(Dataset excerpts)

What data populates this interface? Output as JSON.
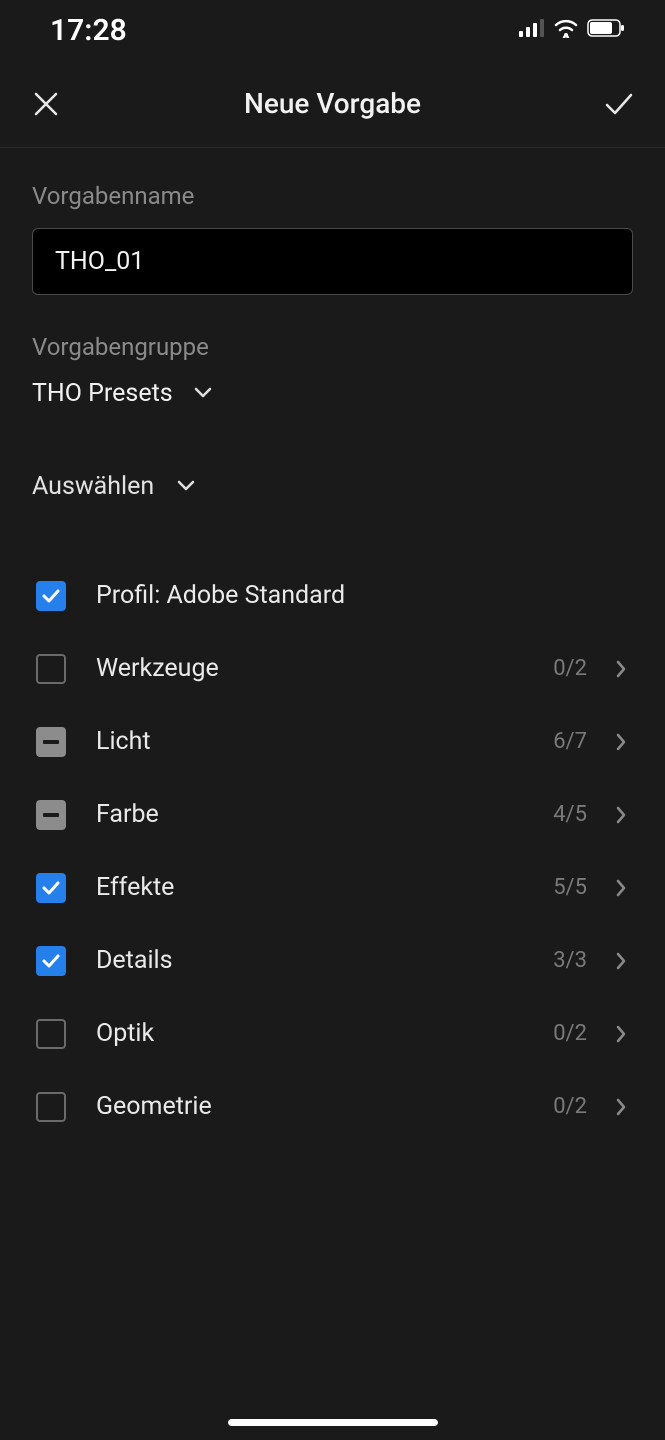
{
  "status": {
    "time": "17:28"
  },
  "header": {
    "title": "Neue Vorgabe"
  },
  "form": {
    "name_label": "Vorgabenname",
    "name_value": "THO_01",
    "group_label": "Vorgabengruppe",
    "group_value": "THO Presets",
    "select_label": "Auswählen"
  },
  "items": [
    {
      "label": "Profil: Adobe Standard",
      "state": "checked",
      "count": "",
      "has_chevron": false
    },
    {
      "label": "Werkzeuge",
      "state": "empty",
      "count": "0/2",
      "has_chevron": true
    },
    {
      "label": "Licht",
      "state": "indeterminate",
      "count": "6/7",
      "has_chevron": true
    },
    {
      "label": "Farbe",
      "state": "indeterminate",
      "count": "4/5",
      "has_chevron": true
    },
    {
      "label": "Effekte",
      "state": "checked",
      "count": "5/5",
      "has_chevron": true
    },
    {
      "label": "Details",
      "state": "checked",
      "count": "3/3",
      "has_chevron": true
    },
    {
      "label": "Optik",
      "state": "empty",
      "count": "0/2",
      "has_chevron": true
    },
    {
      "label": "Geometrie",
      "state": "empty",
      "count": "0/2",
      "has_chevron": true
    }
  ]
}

...

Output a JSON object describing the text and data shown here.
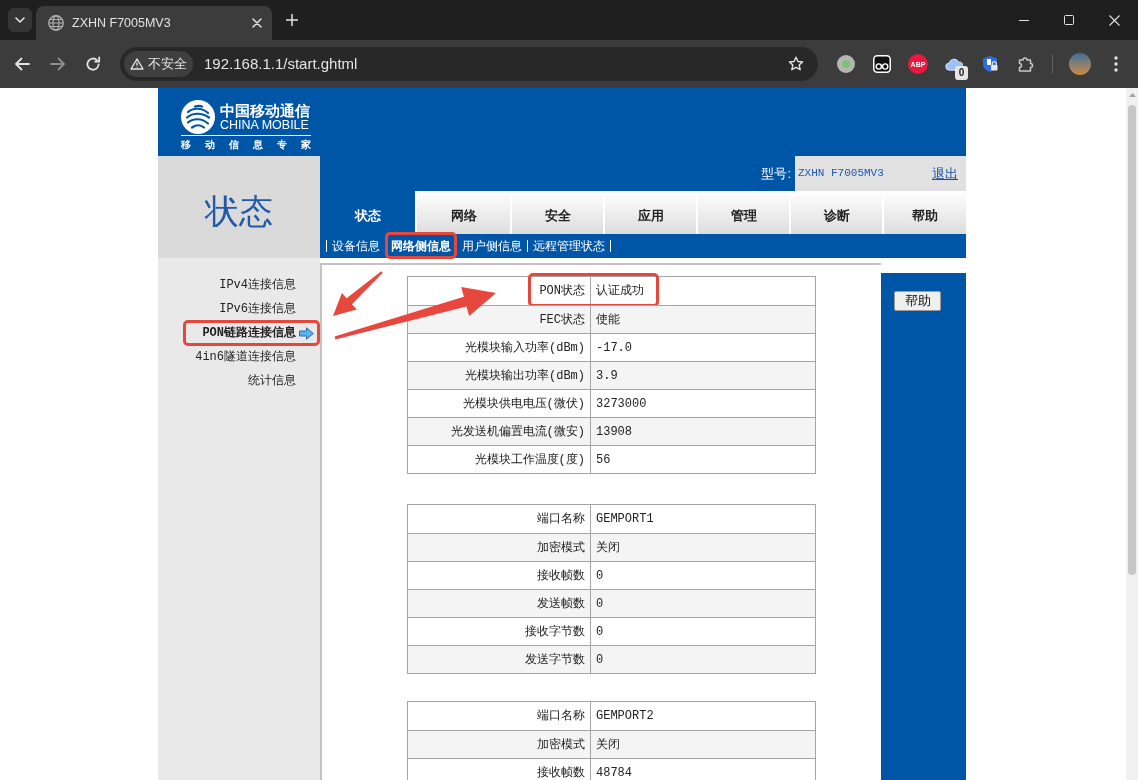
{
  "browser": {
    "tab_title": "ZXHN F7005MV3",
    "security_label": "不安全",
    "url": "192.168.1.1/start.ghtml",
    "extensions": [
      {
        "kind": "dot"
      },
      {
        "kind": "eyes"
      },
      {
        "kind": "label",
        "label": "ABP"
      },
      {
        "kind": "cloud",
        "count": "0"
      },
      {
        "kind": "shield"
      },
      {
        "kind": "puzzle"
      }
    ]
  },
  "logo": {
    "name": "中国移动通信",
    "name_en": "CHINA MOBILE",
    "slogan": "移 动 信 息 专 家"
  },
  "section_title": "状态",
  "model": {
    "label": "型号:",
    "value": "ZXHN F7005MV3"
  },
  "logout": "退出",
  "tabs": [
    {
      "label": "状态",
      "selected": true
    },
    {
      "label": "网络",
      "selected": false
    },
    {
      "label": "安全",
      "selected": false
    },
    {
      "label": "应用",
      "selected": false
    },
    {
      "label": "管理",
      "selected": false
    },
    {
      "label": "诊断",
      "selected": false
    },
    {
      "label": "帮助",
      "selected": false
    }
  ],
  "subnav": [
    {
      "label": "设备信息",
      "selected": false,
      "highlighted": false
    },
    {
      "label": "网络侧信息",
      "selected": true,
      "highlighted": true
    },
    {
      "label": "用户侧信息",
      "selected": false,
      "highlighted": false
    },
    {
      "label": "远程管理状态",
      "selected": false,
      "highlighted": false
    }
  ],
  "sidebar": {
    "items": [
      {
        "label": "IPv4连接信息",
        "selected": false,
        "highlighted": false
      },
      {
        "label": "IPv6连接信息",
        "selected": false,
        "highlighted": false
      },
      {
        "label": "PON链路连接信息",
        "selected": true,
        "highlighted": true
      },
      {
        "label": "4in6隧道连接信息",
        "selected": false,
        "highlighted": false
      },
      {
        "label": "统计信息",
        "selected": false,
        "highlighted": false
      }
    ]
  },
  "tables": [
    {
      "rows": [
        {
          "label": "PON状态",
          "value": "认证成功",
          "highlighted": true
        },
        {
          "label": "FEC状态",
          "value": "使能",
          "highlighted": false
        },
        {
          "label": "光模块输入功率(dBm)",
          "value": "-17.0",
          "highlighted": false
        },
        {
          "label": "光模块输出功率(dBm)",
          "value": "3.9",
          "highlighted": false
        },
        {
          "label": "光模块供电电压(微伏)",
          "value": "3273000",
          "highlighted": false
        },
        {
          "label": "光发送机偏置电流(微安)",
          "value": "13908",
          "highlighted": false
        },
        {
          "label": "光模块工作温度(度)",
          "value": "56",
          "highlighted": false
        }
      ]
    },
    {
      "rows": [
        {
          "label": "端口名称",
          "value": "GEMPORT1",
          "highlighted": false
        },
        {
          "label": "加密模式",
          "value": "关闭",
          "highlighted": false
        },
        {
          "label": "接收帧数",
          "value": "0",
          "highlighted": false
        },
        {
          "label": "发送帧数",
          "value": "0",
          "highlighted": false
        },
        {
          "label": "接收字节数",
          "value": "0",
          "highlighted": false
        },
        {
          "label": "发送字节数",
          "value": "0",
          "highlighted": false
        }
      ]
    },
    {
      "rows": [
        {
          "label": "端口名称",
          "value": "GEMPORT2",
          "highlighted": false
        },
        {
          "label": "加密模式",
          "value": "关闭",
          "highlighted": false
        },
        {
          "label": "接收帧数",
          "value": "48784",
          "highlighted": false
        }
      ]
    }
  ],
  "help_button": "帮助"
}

* * *

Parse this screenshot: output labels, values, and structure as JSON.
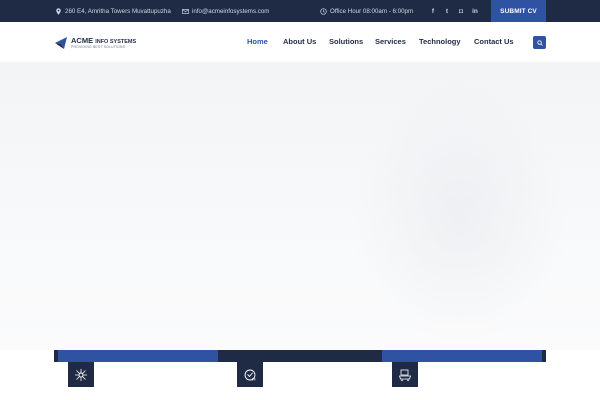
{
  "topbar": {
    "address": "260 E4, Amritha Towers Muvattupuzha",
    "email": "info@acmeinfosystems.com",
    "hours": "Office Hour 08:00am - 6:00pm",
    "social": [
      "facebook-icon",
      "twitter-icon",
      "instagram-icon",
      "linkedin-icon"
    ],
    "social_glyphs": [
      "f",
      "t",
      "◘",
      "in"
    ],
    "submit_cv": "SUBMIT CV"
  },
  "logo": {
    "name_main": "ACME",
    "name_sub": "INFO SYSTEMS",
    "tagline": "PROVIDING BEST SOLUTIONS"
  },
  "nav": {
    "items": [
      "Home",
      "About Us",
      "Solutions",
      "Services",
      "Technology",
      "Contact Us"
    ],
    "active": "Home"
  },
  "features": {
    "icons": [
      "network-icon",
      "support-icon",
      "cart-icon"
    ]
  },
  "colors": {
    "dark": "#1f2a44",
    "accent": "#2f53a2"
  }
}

> _Do this_
Of the lines above, copy each that contains "count".

> _Exercise answer_
      "count": "",
      "count": "0/2",
      "count": "6/7",
      "count": "4/5",
      "count": "5/5",
      "count": "3/3",
      "count": "0/2",
      "count": "0/2",
        "count": "0"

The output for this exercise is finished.